Page records with their text
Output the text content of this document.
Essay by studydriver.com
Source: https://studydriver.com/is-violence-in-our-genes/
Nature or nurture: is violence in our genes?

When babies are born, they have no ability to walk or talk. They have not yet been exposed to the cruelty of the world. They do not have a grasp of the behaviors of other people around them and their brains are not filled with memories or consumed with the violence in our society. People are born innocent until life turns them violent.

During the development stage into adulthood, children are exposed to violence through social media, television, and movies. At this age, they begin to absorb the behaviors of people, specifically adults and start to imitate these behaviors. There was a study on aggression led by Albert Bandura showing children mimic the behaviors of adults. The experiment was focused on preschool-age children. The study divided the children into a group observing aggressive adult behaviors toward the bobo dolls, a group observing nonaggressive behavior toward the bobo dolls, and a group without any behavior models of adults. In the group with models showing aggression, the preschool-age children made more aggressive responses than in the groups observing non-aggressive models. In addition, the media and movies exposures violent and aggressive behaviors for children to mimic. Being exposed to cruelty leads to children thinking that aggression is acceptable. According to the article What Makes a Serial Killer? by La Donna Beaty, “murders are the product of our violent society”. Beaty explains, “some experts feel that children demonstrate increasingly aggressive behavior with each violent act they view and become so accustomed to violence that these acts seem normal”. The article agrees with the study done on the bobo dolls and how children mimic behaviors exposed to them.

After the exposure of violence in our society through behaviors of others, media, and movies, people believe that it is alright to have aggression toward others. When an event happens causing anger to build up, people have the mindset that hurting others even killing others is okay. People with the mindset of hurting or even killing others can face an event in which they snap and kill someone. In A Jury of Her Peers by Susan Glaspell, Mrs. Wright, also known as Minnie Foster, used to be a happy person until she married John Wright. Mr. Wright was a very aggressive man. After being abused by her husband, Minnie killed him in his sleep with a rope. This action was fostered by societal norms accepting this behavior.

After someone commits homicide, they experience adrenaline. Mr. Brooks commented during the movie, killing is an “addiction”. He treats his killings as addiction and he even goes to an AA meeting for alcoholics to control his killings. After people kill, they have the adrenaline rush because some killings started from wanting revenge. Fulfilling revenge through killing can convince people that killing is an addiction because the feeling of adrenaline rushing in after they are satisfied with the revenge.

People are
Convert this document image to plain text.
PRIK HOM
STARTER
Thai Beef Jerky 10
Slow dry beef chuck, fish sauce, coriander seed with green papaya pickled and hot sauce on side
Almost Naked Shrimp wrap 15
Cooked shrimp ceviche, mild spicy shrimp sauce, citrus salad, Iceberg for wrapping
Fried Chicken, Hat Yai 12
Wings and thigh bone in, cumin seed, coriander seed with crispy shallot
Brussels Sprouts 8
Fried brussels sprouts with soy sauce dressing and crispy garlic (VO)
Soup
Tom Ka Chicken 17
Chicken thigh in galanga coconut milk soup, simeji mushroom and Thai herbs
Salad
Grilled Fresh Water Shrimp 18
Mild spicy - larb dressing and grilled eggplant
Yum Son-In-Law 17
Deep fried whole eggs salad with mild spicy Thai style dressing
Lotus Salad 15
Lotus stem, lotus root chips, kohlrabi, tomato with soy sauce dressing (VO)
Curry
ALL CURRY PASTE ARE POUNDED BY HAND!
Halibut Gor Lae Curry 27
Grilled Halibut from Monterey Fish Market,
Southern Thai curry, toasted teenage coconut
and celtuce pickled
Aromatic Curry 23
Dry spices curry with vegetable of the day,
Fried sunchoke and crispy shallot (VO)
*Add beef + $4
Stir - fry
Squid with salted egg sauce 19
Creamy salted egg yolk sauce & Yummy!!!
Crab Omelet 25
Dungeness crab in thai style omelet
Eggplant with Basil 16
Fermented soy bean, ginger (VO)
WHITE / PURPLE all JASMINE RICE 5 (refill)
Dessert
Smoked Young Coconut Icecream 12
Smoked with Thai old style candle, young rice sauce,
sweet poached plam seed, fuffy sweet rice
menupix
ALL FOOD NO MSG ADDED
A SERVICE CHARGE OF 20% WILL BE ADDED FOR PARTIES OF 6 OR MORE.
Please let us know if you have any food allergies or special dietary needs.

### REQUIRED WORK
Above are the records; copy all of them exactly.

### ANSWER TO THE PROBLEM
Output the text content of this document.
Essay by studydriver.com
Source: https://studydriver.com/is-violence-in-our-genes/
Nature or nurture: is violence in our genes?

When babies are born, they have no ability to walk or talk. They have not yet been exposed to the cruelty of the world. They do not have a grasp of the behaviors of other people around them and their brains are not filled with memories or consumed with the violence in our society. People are born innocent until life turns them violent.

During the development stage into adulthood, children are exposed to violence through social media, television, and movies. At this age, they begin to absorb the behaviors of people, specifically adults and start to imitate these behaviors. There was a study on aggression led by Albert Bandura showing children mimic the behaviors of adults. The experiment was focused on preschool-age children. The study divided the children into a group observing aggressive adult behaviors toward the bobo dolls, a group observing nonaggressive behavior toward the bobo dolls, and a group without any behavior models of adults. In the group with models showing aggression, the preschool-age children made more aggressive responses than in the groups observing non-aggressive models. In addition, the media and movies exposures violent and aggressive behaviors for children to mimic. Being exposed to cruelty leads to children thinking that aggression is acceptable. According to the article What Makes a Serial Killer? by La Donna Beaty, “murders are the product of our violent society”. Beaty explains, “some experts feel that children demonstrate increasingly aggressive behavior with each violent act they view and become so accustomed to violence that these acts seem normal”. The article agrees with the study done on the bobo dolls and how children mimic behaviors exposed to them.

After the exposure of violence in our society through behaviors of others, media, and movies, people believe that it is alright to have aggression toward others. When an event happens causing anger to build up, people have the mindset that hurting others even killing others is okay. People with the mindset of hurting or even killing others can face an event in which they snap and kill someone. In A Jury of Her Peers by Susan Glaspell, Mrs. Wright, also known as Minnie Foster, used to be a happy person until she married John Wright. Mr. Wright was a very aggressive man. After being abused by her husband, Minnie killed him in his sleep with a rope. This action was fostered by societal norms accepting this behavior.

After someone commits homicide, they experience adrenaline. Mr. Brooks commented during the movie, killing is an “addiction”. He treats his killings as addiction and he even goes to an AA meeting for alcoholics to control his killings. After people kill, they have the adrenaline rush because some killings started from wanting revenge. Fulfilling revenge through killing can convince people that killing is an addiction because the feeling of adrenaline rushing in after they are satisfied with the revenge.

People are
Convert this document image to plain text.
PRIK HOM
STARTER
Thai Beef Jerky 10
Slow dry beef chuck, fish sauce, coriander seed with green papaya pickled and hot sauce on side
Almost Naked Shrimp wrap 15
Cooked shrimp ceviche, mild spicy shrimp sauce, citrus salad, Iceberg for wrapping
Fried Chicken, Hat Yai 12
Wings and thigh bone in, cumin seed, coriander seed with crispy shallot
Brussels Sprouts 8
Fried brussels sprouts with soy sauce dressing and crispy garlic (VO)
Soup
Tom Ka Chicken 17
Chicken thigh in galanga coconut milk soup, simeji mushroom and Thai herbs
Salad
Grilled Fresh Water Shrimp 18
Mild spicy - larb dressing and grilled eggplant
Yum Son-In-Law 17
Deep fried whole eggs salad with mild spicy Thai style dressing
Lotus Salad 15
Lotus stem, lotus root chips, kohlrabi, tomato with soy sauce dressing (VO)
Curry
ALL CURRY PASTE ARE POUNDED BY HAND!
Halibut Gor Lae Curry 27
Grilled Halibut from Monterey Fish Market,
Southern Thai curry, toasted teenage coconut
and celtuce pickled
Aromatic Curry 23
Dry spices curry with vegetable of the day,
Fried sunchoke and crispy shallot (VO)
*Add beef + $4
Stir - fry
Squid with salted egg sauce 19
Creamy salted egg yolk sauce & Yummy!!!
Crab Omelet 25
Dungeness crab in thai style omelet
Eggplant with Basil 16
Fermented soy bean, ginger (VO)
WHITE / PURPLE all JASMINE RICE 5 (refill)
Dessert
Smoked Young Coconut Icecream 12
Smoked with Thai old style candle, young rice sauce,
sweet poached plam seed, fuffy sweet rice
menupix
ALL FOOD NO MSG ADDED
A SERVICE CHARGE OF 20% WILL BE ADDED FOR PARTIES OF 6 OR MORE.
Please let us know if you have any food allergies or special dietary needs.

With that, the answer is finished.